(Given task) Gather the lines from the material that contain "data".

(Source records)
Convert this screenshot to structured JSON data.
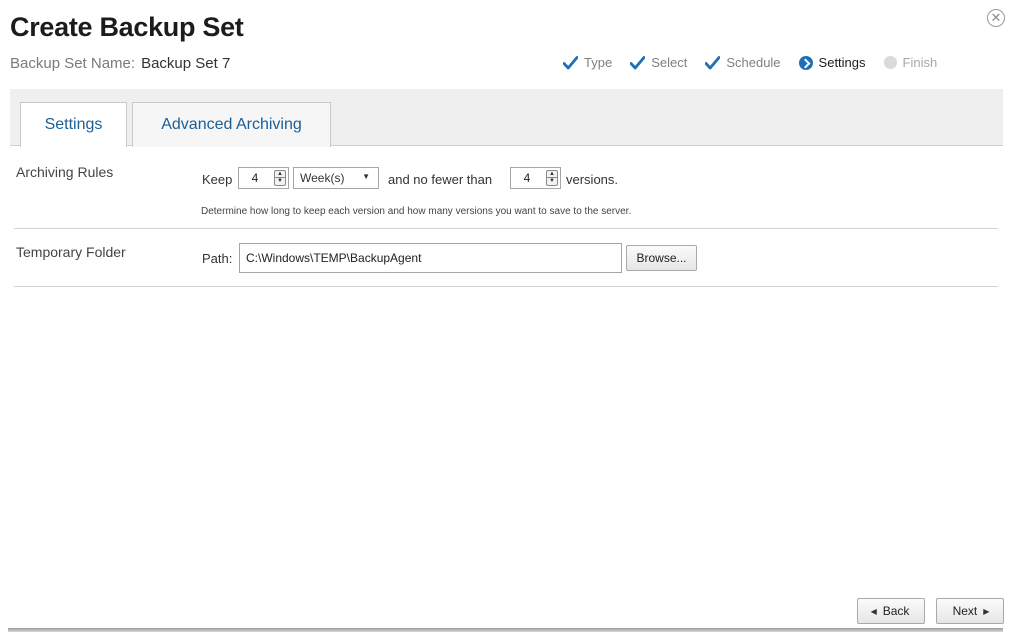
{
  "title": "Create Backup Set",
  "close_glyph": "✕",
  "backup_set": {
    "label": "Backup Set Name:",
    "value": "Backup Set 7"
  },
  "steps": [
    {
      "label": "Type",
      "state": "done",
      "icon": "check-icon"
    },
    {
      "label": "Select",
      "state": "done",
      "icon": "check-icon"
    },
    {
      "label": "Schedule",
      "state": "done",
      "icon": "check-icon"
    },
    {
      "label": "Settings",
      "state": "current",
      "icon": "arrow-circle-icon"
    },
    {
      "label": "Finish",
      "state": "pending",
      "icon": "circle-icon"
    }
  ],
  "tabs": [
    {
      "label": "Settings",
      "active": true
    },
    {
      "label": "Advanced Archiving",
      "active": false
    }
  ],
  "archiving": {
    "label": "Archiving Rules",
    "keep_label": "Keep",
    "keep_value": "4",
    "unit_value": "Week(s)",
    "fewer_label": "and no fewer than",
    "versions_value": "4",
    "versions_label": "versions.",
    "hint": "Determine how long to keep each version and how many versions you want to save to the server."
  },
  "temp_folder": {
    "label": "Temporary Folder",
    "path_label": "Path:",
    "path_value": "C:\\Windows\\TEMP\\BackupAgent",
    "browse_label": "Browse..."
  },
  "nav": {
    "back_label": "Back",
    "next_label": "Next"
  },
  "colors": {
    "accent": "#1f6eb6",
    "tab_text": "#1d5e95",
    "tabbar_bg": "#efefef"
  }
}
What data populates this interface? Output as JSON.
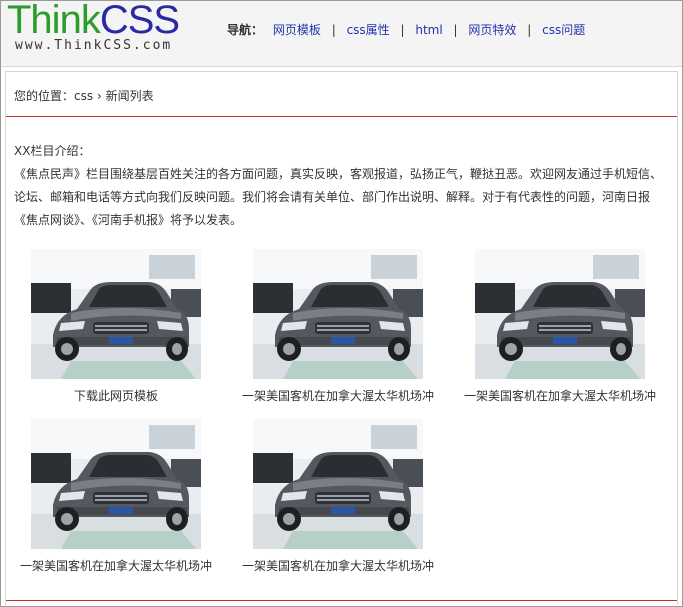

(Solution for this exercise)
Convert this screenshot to structured JSON data.
What data populates this interface? Output as JSON.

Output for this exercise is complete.